### TASK BRIEF
Copy out each line of the material in which the word "name" appears.

### PROVIDED DATA
☆ ☆ ☆ ☆ ☆
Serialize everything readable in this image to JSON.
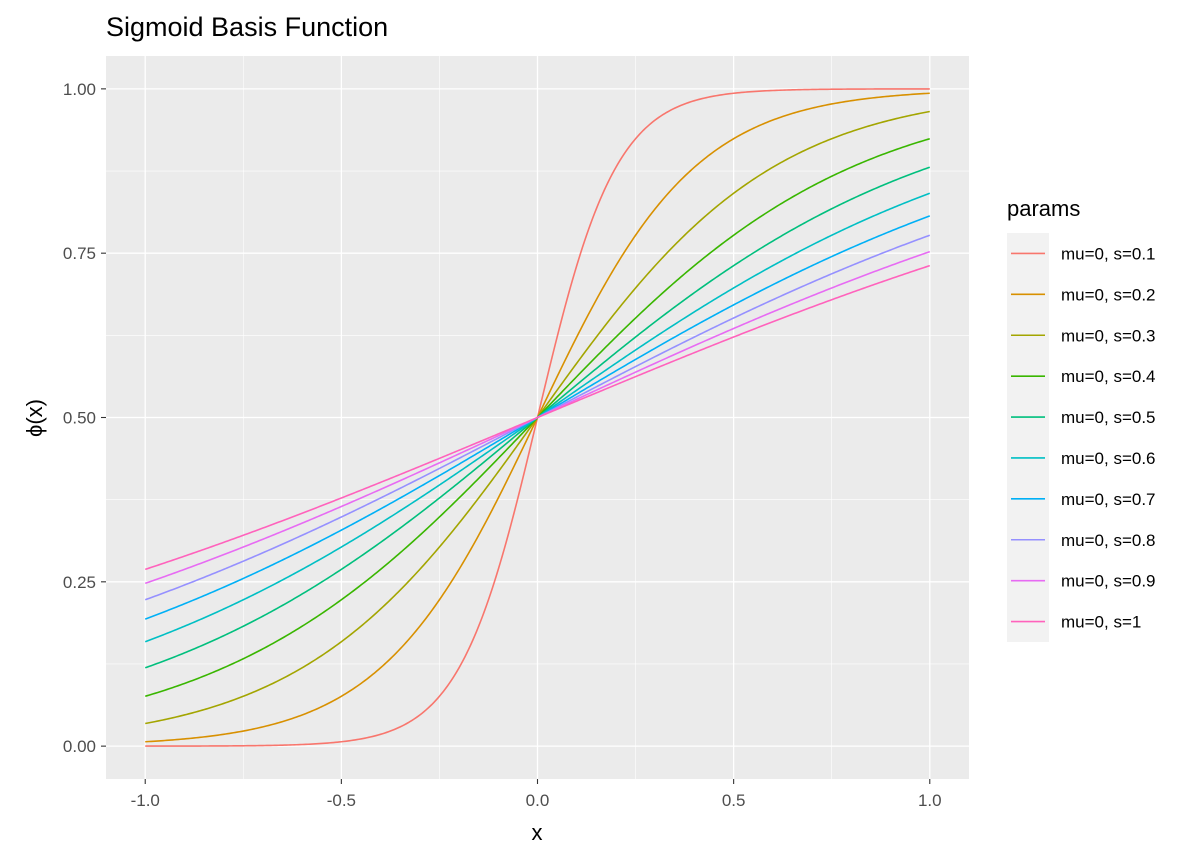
{
  "chart_data": {
    "type": "line",
    "title": "Sigmoid Basis Function",
    "xlabel": "x",
    "ylabel": "ϕ(x)",
    "xlim": [
      -1.1,
      1.1
    ],
    "ylim": [
      -0.05,
      1.05
    ],
    "x_ticks": [
      -1.0,
      -0.5,
      0.0,
      0.5,
      1.0
    ],
    "x_tick_labels": [
      "-1.0",
      "-0.5",
      "0.0",
      "0.5",
      "1.0"
    ],
    "y_ticks": [
      0.0,
      0.25,
      0.5,
      0.75,
      1.0
    ],
    "y_tick_labels": [
      "0.00",
      "0.25",
      "0.50",
      "0.75",
      "1.00"
    ],
    "grid": true,
    "legend": {
      "title": "params",
      "placement": "right"
    },
    "x_range": [
      -1.0,
      1.0
    ],
    "mu": 0,
    "series": [
      {
        "name": "mu=0, s=0.1",
        "s": 0.1,
        "color": "#F8766D"
      },
      {
        "name": "mu=0, s=0.2",
        "s": 0.2,
        "color": "#D89000"
      },
      {
        "name": "mu=0, s=0.3",
        "s": 0.3,
        "color": "#A3A500"
      },
      {
        "name": "mu=0, s=0.4",
        "s": 0.4,
        "color": "#39B600"
      },
      {
        "name": "mu=0, s=0.5",
        "s": 0.5,
        "color": "#00BF7D"
      },
      {
        "name": "mu=0, s=0.6",
        "s": 0.6,
        "color": "#00BFC4"
      },
      {
        "name": "mu=0, s=0.7",
        "s": 0.7,
        "color": "#00B0F6"
      },
      {
        "name": "mu=0, s=0.8",
        "s": 0.8,
        "color": "#9590FF"
      },
      {
        "name": "mu=0, s=0.9",
        "s": 0.9,
        "color": "#E76BF3"
      },
      {
        "name": "mu=0, s=1",
        "s": 1.0,
        "color": "#FF62BC"
      }
    ],
    "panel_background": "#EBEBEB",
    "grid_color": "#FFFFFF"
  }
}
☆ ☆ ☆ ☆ ☆
### RESPONSE
        "name": "mu=0, s=0.1",
        "name": "mu=0, s=0.2",
        "name": "mu=0, s=0.3",
        "name": "mu=0, s=0.4",
        "name": "mu=0, s=0.5",
        "name": "mu=0, s=0.6",
        "name": "mu=0, s=0.7",
        "name": "mu=0, s=0.8",
        "name": "mu=0, s=0.9",
        "name": "mu=0, s=1",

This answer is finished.